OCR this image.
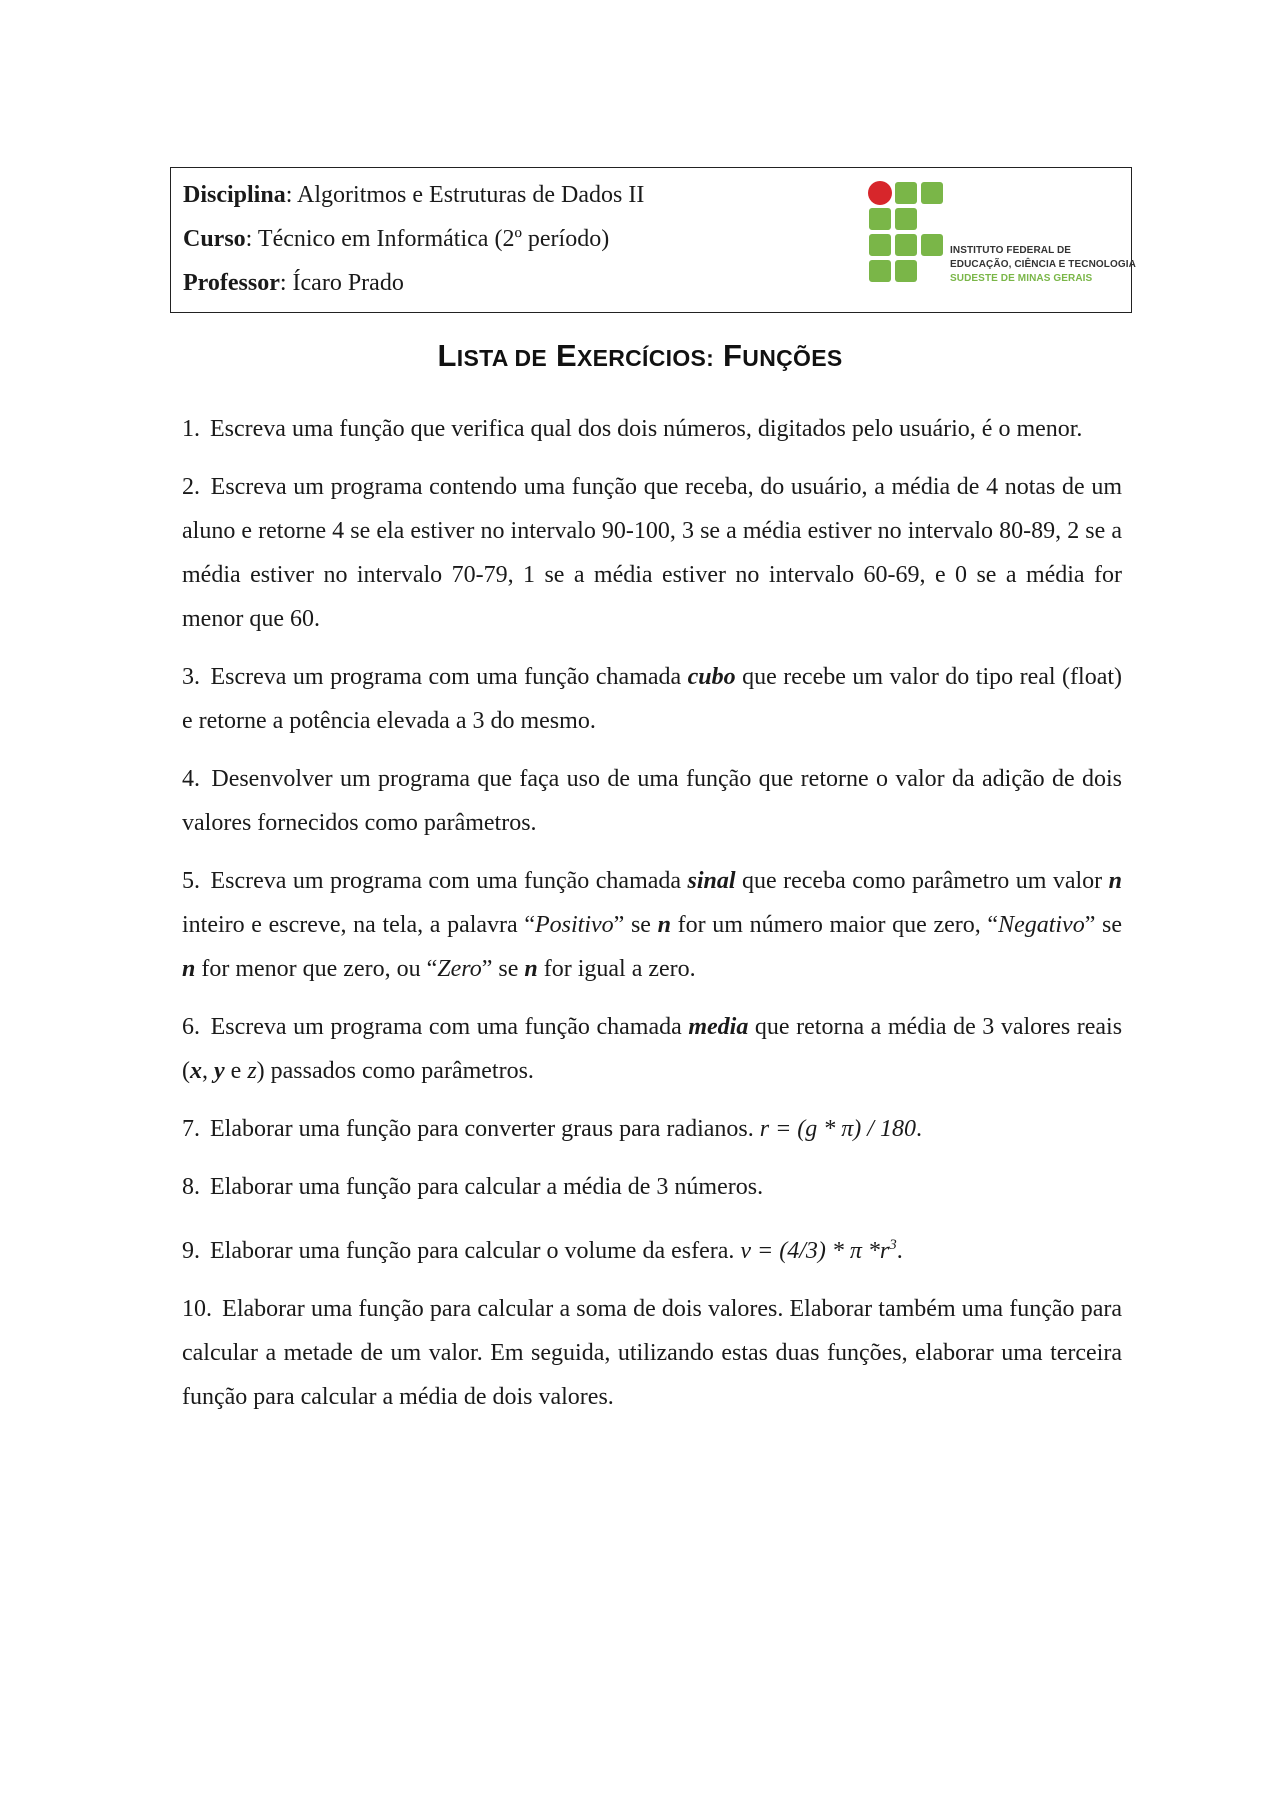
Disciplina: Algoritmos e Estruturas de Dados II
Curso: Técnico em Informática (2º período)
Professor: Ícaro Prado
INSTITUTO FEDERAL DE
EDUCAÇÃO, CIÊNCIA E TECNOLOGIA
SUDESTE DE MINAS GERAIS
LISTA DE EXERCÍCIOS: FUNÇÕES
1. Escreva uma função que verifica qual dos dois números, digitados pelo usuário, é o menor.
2. Escreva um programa contendo uma função que receba, do usuário, a média de 4 notas de um aluno e retorne 4 se ela estiver no intervalo 90-100, 3 se a média estiver no intervalo 80-89, 2 se a média estiver no intervalo 70-79, 1 se a média estiver no intervalo 60-69, e 0 se a média for menor que 60.
3. Escreva um programa com uma função chamada cubo que recebe um valor do tipo real (float) e retorne a potência elevada a 3 do mesmo.
4. Desenvolver um programa que faça uso de uma função que retorne o valor da adição de dois valores fornecidos como parâmetros.
5. Escreva um programa com uma função chamada sinal que receba como parâmetro um valor n inteiro e escreve, na tela, a palavra “Positivo” se n for um número maior que zero, “Negativo” se n for menor que zero, ou “Zero” se n for igual a zero.
6. Escreva um programa com uma função chamada media que retorna a média de 3 valores reais (x, y e z) passados como parâmetros.
7. Elaborar uma função para converter graus para radianos. r = (g * π) / 180.
8. Elaborar uma função para calcular a média de 3 números.
9. Elaborar uma função para calcular o volume da esfera. v = (4/3) * π $*r^3$.
10. Elaborar uma função para calcular a soma de dois valores. Elaborar também uma função para calcular a metade de um valor. Em seguida, utilizando estas duas funções, elaborar uma terceira função para calcular a média de dois valores.
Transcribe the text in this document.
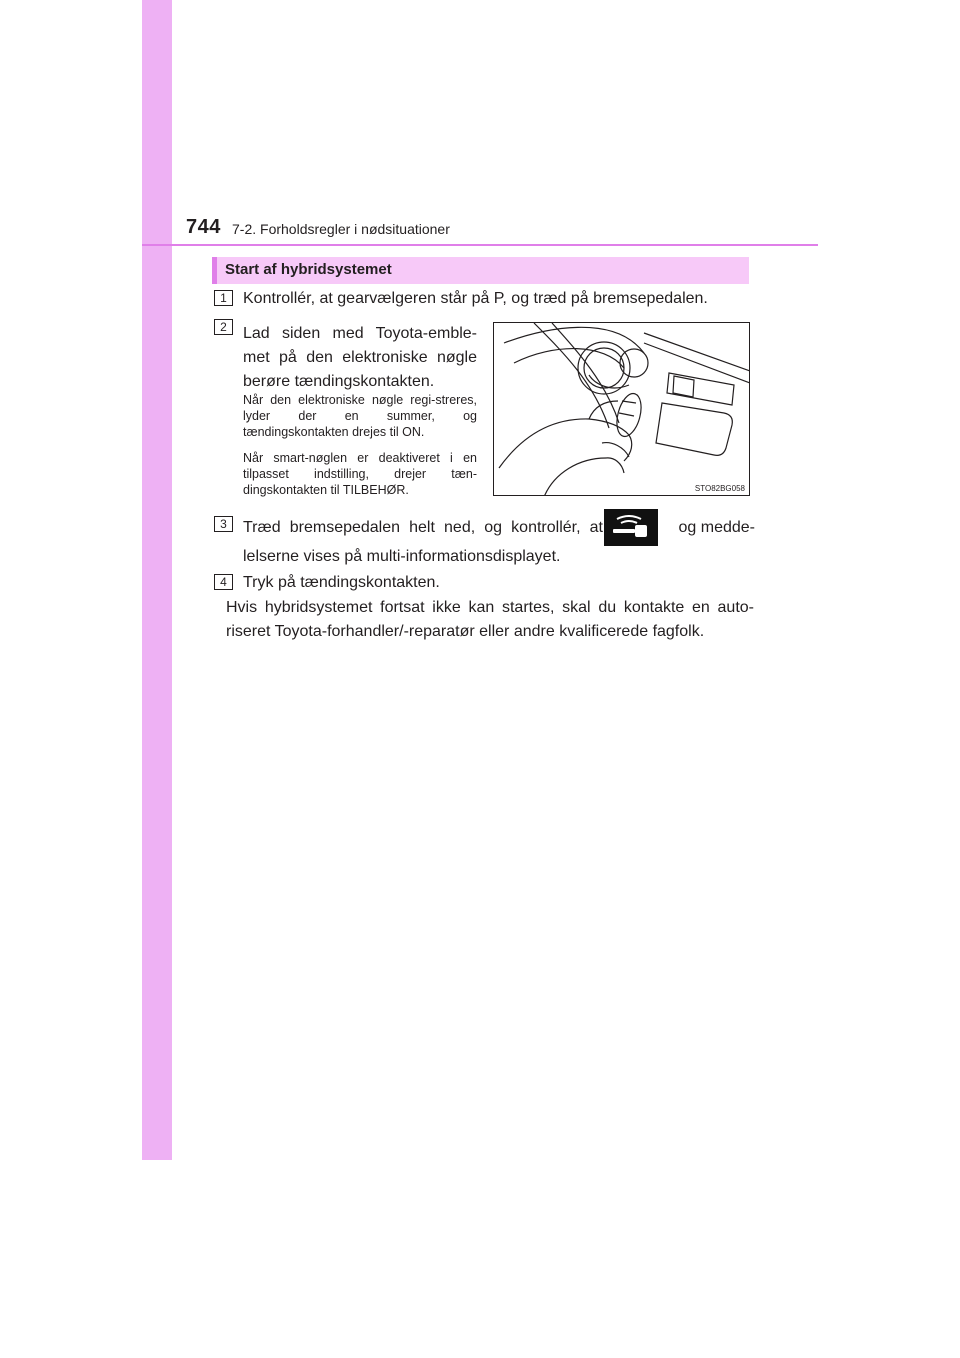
744 7-2. Forholdsregler i nødsituationer
Start af hybridsystemet
1	Kontrollér, at gearvælgeren står på P, og træd på bremsepedalen.

2	Lad siden med Toyota-emble-met på den elektroniske nøgle berøre tændingskontakten.

Når den elektroniske nøgle regi-streres, lyder der en summer, og tændingskontakten drejes til ON.

Når smart-nøglen er deaktiveret i en tilpasset indstilling, drejer tæn-dingskontakten til TILBEHØR.	STO82BG058
3	Træd bremsepedalen helt ned, og kontrollér, at	og medde-

4	Tryk på tændingskontakten.

Hvis hybridsystemet fortsat ikke kan startes, skal du kontakte en auto-riseret Toyota-forhandler/-reparatør eller andre kvalificerede fagfolk.

lelserne vises på multi-informationsdisplayet.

——————

[AIM]: Look through the records and gather every line containing "bremsepedalen".

[ANSWER TO THIS PROBLEM]:
1	Kontrollér, at gearvælgeren står på P, og træd på bremsepedalen.
3	Træd bremsepedalen helt ned, og kontrollér, at	og medde-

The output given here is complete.